→ REQUEST
Reproduce the records below in full and exactly, without their images.

→ DATA
· · · ·

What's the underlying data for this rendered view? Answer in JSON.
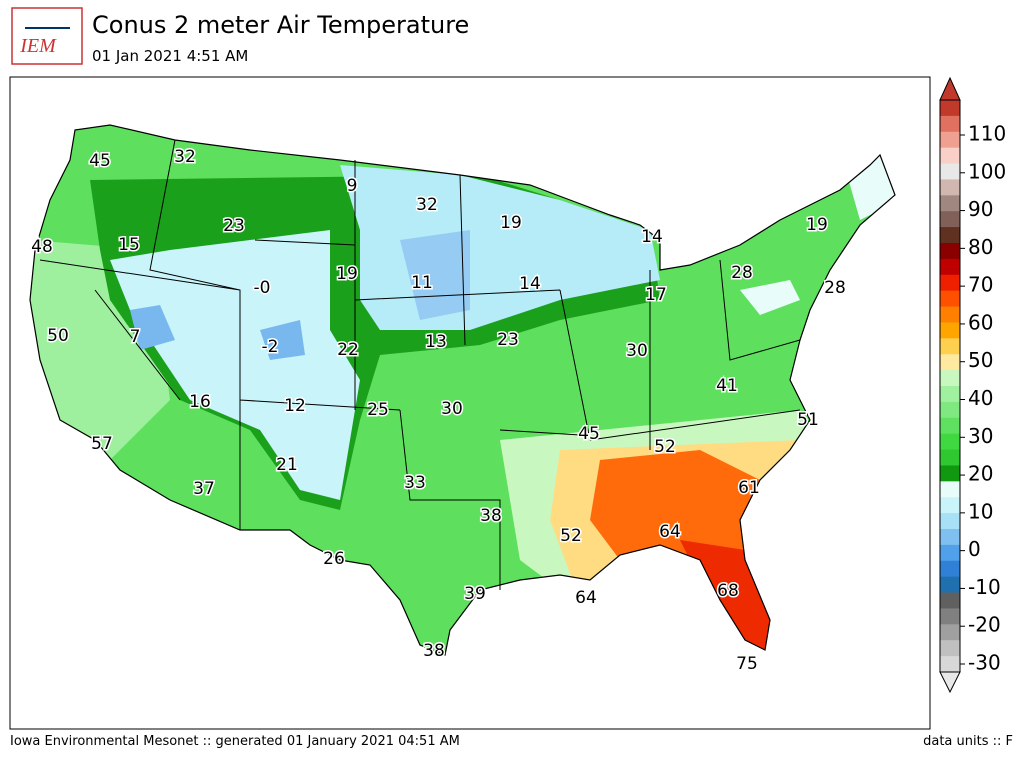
{
  "header": {
    "logo_text": "IEM",
    "title": "Conus 2 meter Air Temperature",
    "subtitle": "01 Jan 2021 4:51 AM"
  },
  "map": {
    "labels": [
      "45",
      "32",
      "9",
      "32",
      "19",
      "14",
      "48",
      "15",
      "23",
      "-0",
      "19",
      "11",
      "14",
      "17",
      "28",
      "19",
      "28",
      "50",
      "7",
      "-2",
      "22",
      "13",
      "23",
      "30",
      "41",
      "16",
      "12",
      "25",
      "30",
      "45",
      "52",
      "51",
      "57",
      "21",
      "37",
      "33",
      "61",
      "38",
      "52",
      "64",
      "26",
      "39",
      "64",
      "68",
      "38",
      "75"
    ]
  },
  "colorbar": {
    "ticks": [
      "110",
      "100",
      "90",
      "80",
      "70",
      "60",
      "50",
      "40",
      "30",
      "20",
      "10",
      "0",
      "-10",
      "-20",
      "-30"
    ]
  },
  "footer": {
    "left": "Iowa Environmental Mesonet :: generated 01 January 2021 04:51 AM",
    "right": "data units :: F"
  }
}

· · · ·

→ ANSWER IN FULL
What's the underlying data for this rendered view? Answer in JSON.
{
  "header": {
    "logo_text": "IEM",
    "title": "Conus 2 meter Air Temperature",
    "subtitle": "01 Jan 2021 4:51 AM"
  },
  "map": {
    "labels": [
      "45",
      "32",
      "9",
      "32",
      "19",
      "14",
      "48",
      "15",
      "23",
      "-0",
      "19",
      "11",
      "14",
      "17",
      "28",
      "19",
      "28",
      "50",
      "7",
      "-2",
      "22",
      "13",
      "23",
      "30",
      "41",
      "16",
      "12",
      "25",
      "30",
      "45",
      "52",
      "51",
      "57",
      "21",
      "37",
      "33",
      "61",
      "38",
      "52",
      "64",
      "26",
      "39",
      "64",
      "68",
      "38",
      "75"
    ]
  },
  "colorbar": {
    "ticks": [
      "110",
      "100",
      "90",
      "80",
      "70",
      "60",
      "50",
      "40",
      "30",
      "20",
      "10",
      "0",
      "-10",
      "-20",
      "-30"
    ]
  },
  "footer": {
    "left": "Iowa Environmental Mesonet :: generated 01 January 2021 04:51 AM",
    "right": "data units :: F"
  }
}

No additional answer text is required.